State the number of lines in these records that include the word "Finns", and add nothing to it.

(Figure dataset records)
::::::::

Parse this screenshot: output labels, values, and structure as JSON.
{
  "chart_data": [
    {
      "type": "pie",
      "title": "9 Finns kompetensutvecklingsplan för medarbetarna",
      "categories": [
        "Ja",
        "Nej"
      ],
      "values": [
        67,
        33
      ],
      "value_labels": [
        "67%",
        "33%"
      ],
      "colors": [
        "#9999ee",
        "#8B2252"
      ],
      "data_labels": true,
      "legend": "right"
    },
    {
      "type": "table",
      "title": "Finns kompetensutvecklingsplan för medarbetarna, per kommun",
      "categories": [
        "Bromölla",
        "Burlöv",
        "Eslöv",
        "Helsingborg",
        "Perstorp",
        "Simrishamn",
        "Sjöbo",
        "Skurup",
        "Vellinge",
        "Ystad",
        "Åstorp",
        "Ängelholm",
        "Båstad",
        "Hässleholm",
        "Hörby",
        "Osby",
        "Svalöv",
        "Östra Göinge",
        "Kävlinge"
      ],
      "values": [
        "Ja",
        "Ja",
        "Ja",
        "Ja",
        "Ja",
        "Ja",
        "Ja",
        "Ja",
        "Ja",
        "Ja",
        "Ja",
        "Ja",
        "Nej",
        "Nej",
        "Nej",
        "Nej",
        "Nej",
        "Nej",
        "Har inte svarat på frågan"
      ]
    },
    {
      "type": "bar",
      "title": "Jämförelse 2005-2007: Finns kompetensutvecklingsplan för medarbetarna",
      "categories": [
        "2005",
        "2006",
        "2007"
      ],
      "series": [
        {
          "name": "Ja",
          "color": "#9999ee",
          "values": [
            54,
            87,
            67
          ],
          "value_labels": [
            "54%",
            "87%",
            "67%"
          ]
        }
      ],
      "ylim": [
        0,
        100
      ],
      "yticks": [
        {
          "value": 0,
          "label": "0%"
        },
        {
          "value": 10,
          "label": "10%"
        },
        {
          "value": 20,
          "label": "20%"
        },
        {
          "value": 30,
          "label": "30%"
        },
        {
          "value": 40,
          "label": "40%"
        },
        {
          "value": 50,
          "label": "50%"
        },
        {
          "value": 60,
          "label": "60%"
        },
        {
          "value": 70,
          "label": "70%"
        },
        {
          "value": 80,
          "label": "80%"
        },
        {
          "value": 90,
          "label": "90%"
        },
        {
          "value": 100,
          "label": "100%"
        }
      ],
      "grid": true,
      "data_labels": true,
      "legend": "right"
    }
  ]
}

::::::::

• Result of the exercise: 3